* Text excerpt
DEC: Decitabine, AZA: Azacitidine, HMAs: Hypomethylating agents; MOS: Median overall survival, ORR: Overall Response Rate, CR: Complete Remission, CRi: CR with incomplete count recovery, PR: Partial Remission; HI: Haematologic Improvement; PD: Progress Disease; HDAC: High Dose Ara-c; LDAC: Low Dose Ara-c; NR: not reach; NA: not available.

Response to HMAs plus venetoclax vs HMAs alone in MPN-AP/BP

The pooled ORR was higher with HMAs plus venetoclax (47%, 95% CI: 37–57%; I²=18%) than with HMA monotherapy (30%, 95% CI: 22–39%; I²=61%), but the difference was not statistically significant in meta-regression analysis (p = .0637; Figure 2(a)). CR/CRi rates were reported by six studies of HMAs plus venetoclax therapy. The pooled CR/CRi rate was 36% (95% CI: 27–46%; I²=0%) for HMAs plus venetoclax and 19% (95% CI: 12–27%; I²=61%) for HMA monotherapy, with the difference reaching statistical significance in meta-regression analysis (p = .0204; Figure 2(b)). PR rates were reported by four studies on HMAs plus venetoclax combination therapy. The pooled PR rate was 12% (95% CI: 6–20%; I²=0%) for HMAs plus venetoclax and 13% (95% CI: 9–19%; I²=26%) for HMA monotherapy; the difference was not statistically significant in meta-regression analysis (p = .8577; Figure 2(c)).

Figure 2. The pooled ORR (a), CR/CRi (b) and PR (c) rates of HMAs plus venetoclax vs HMAs alone in patients with MPN-AP/BP.

* Set of tasks
• A. Answer these questions from the excerpt on HMAs plus venetoclax:
(i) What does the abbreviation LDAC stand for?
(ii) How many studies of HMAs plus venetoclax reported CR/CRi rates?
(iii) What p-value did meta-regression give for the difference in PR rates?
• B. Write out everything in the excerpt on HMAs plus venetoclax from "The pooled ORR was" down to "(p = .8577; Figure 2(c)).".
The listing plays no part in any of this.

(Collected data)
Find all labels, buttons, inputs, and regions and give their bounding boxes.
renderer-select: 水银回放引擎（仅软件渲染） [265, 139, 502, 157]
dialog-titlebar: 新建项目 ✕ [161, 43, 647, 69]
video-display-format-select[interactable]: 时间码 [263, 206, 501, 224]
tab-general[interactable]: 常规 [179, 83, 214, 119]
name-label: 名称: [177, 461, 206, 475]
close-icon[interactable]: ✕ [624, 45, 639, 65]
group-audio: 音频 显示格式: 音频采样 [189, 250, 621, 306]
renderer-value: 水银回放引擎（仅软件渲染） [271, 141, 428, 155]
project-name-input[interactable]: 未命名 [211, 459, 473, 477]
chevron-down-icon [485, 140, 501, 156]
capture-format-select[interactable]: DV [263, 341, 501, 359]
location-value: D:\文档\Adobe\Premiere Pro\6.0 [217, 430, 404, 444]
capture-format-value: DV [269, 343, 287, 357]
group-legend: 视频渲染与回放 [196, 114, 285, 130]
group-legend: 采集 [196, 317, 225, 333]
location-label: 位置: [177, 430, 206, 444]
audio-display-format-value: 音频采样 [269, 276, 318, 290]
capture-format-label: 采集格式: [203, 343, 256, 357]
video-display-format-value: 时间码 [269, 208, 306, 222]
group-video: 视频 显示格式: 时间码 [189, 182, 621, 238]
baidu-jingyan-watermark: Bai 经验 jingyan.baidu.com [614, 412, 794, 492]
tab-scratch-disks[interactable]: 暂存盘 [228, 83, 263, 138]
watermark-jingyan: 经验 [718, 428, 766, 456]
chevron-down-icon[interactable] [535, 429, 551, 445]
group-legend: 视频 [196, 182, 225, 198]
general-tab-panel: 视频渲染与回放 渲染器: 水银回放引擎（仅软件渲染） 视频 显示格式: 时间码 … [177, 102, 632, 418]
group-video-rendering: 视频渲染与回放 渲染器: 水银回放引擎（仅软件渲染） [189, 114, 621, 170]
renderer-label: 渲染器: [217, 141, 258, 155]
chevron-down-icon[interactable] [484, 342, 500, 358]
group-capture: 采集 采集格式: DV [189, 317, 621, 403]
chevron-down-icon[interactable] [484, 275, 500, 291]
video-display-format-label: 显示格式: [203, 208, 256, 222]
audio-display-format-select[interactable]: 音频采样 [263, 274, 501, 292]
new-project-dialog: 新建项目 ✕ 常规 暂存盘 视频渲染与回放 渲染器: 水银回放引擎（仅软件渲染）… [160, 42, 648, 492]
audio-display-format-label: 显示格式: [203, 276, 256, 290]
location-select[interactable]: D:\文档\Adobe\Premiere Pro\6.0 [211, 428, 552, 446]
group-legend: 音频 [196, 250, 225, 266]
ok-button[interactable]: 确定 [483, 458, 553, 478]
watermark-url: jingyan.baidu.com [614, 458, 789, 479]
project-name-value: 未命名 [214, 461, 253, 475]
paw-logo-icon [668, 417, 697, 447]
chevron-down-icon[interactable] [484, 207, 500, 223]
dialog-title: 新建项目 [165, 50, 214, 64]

* Exercise results
• A.
(i) Low Dose Ara-c
(ii) Six
(iii) p = .8577

• B.
The pooled ORR was higher with HMAs plus venetoclax (47%, 95% CI: 37–57%; I²=18%) than with HMA monotherapy (30%, 95% CI: 22–39%; I²=61%), but the difference was not statistically significant in meta-regression analysis (p = .0637; Figure 2(a)). CR/CRi rates were reported by six studies of HMAs plus venetoclax therapy. The pooled CR/CRi rate was 36% (95% CI: 27–46%; I²=0%) for HMAs plus venetoclax and 19% (95% CI: 12–27%; I²=61%) for HMA monotherapy, with the difference reaching statistical significance in meta-regression analysis (p = .0204; Figure 2(b)). PR rates were reported by four studies on HMAs plus venetoclax combination therapy. The pooled PR rate was 12% (95% CI: 6–20%; I²=0%) for HMAs plus venetoclax and 13% (95% CI: 9–19%; I²=26%) for HMA monotherapy; the difference was not statistically significant in meta-regression analysis (p = .8577; Figure 2(c)).